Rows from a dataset
+++

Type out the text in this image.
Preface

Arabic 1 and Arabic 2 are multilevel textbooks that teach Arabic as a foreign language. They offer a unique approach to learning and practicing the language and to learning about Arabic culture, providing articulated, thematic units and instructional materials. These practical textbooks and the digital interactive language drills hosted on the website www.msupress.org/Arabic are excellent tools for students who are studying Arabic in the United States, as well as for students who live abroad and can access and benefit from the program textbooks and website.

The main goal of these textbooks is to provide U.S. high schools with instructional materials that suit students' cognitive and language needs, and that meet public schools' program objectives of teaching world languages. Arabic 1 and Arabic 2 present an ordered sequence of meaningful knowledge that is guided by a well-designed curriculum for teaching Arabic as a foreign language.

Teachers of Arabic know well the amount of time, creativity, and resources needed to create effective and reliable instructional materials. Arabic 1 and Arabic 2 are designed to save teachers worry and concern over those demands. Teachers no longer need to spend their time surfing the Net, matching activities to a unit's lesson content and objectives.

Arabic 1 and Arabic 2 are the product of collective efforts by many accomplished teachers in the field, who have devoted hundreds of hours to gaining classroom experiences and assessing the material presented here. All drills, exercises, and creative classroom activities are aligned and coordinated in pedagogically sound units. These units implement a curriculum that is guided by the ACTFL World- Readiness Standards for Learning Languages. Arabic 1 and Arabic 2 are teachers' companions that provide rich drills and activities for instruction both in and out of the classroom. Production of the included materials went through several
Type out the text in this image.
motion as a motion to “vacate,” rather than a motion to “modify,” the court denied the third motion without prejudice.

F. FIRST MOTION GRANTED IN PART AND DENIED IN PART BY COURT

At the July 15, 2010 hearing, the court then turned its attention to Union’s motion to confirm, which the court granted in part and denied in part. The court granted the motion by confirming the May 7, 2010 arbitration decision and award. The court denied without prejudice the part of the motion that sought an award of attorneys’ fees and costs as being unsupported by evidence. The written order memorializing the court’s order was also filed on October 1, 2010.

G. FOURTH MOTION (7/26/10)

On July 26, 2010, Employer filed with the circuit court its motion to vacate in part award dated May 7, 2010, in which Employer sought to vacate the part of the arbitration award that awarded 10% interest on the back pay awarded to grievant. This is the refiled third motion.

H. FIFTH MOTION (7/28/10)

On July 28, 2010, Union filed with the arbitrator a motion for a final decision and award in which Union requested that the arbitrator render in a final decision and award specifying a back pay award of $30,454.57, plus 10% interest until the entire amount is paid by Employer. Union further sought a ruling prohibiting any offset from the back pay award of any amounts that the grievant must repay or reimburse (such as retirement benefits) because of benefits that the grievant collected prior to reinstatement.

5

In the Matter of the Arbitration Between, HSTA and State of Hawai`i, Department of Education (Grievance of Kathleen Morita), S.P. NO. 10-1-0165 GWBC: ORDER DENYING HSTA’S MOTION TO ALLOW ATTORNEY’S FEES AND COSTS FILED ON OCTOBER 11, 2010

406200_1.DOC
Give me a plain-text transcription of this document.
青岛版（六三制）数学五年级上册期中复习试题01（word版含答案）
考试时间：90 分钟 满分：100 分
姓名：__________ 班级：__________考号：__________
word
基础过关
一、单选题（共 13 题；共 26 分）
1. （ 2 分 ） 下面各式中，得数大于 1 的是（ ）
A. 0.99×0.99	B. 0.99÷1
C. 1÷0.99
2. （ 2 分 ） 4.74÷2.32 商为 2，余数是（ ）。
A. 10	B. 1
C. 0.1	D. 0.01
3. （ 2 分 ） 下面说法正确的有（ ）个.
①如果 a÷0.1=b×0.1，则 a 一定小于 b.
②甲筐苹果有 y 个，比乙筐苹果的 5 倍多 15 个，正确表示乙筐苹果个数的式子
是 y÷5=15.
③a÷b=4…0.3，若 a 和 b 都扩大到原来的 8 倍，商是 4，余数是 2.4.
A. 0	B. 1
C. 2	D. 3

+++

#### Do this
Using the listing above, locate the lines that hold "vacate" and copy each one.

#### Reply to the task
motion as a motion to “vacate,” rather than a motion to “modify,” the court denied the third motion without prejudice.
On July 26, 2010, Employer filed with the circuit court its motion to vacate in part award dated May 7, 2010, in which Employer sought to vacate the part of the arbitration award that awarded 10% interest on the back pay awarded to grievant. This is the refiled third motion.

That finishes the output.